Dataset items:
────────
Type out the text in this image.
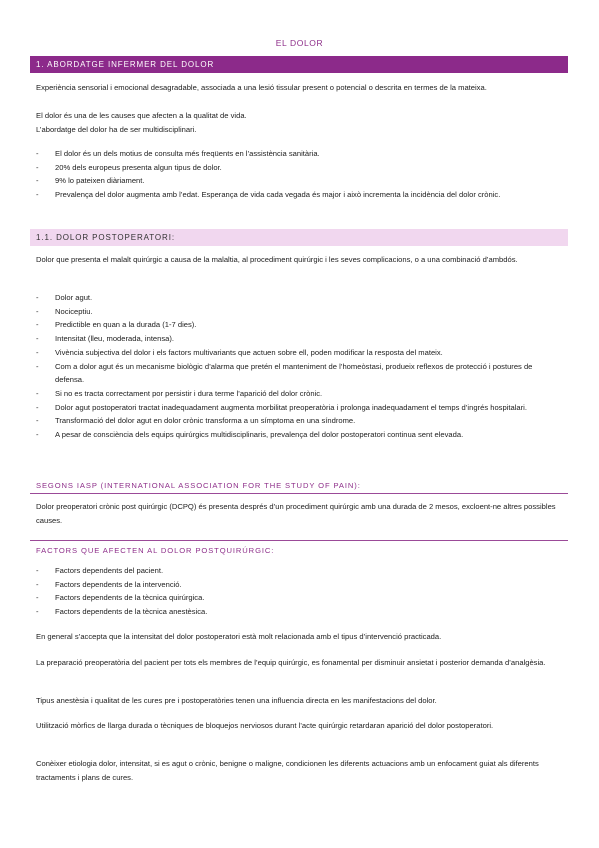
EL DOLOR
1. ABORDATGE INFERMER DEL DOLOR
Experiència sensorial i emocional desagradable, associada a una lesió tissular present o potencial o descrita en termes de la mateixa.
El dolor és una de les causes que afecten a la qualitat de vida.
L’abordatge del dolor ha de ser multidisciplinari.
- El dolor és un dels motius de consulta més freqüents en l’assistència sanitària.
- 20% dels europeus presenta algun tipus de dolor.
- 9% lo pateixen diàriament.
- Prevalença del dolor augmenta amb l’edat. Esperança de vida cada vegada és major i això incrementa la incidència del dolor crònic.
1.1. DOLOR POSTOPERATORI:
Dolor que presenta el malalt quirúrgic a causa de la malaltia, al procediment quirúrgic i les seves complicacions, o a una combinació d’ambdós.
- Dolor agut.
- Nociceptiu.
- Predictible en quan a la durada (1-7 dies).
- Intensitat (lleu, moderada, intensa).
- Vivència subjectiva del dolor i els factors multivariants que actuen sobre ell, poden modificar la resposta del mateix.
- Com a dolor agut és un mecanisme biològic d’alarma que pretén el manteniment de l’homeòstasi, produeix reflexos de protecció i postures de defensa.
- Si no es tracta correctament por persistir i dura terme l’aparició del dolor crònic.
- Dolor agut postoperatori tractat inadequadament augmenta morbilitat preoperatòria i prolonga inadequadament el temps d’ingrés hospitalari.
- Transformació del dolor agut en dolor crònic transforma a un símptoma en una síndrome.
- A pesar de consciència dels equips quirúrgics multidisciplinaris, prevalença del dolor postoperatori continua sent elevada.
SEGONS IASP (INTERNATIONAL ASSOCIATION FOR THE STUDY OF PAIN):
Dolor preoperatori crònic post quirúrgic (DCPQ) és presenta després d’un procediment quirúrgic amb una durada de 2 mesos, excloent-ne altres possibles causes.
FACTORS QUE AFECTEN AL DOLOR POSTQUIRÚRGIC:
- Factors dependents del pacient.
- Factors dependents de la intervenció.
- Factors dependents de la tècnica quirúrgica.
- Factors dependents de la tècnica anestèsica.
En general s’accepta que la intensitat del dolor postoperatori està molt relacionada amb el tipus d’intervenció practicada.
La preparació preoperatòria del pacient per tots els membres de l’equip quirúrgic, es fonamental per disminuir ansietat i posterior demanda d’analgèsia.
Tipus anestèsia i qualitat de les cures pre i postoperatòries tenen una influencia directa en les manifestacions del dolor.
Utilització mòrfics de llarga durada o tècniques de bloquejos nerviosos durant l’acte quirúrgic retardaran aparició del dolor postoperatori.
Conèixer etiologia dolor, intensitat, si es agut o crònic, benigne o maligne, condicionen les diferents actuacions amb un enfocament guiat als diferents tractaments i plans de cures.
────────
From the data above, copy each line where the string "cures" appears.

Tipus anestèsia i qualitat de les cures pre i postoperatòries tenen una influencia directa en les manifestacions del dolor.
Conèixer etiologia dolor, intensitat, si es agut o crònic, benigne o maligne, condicionen les diferents actuacions amb un enfocament guiat als diferents tractaments i plans de cures.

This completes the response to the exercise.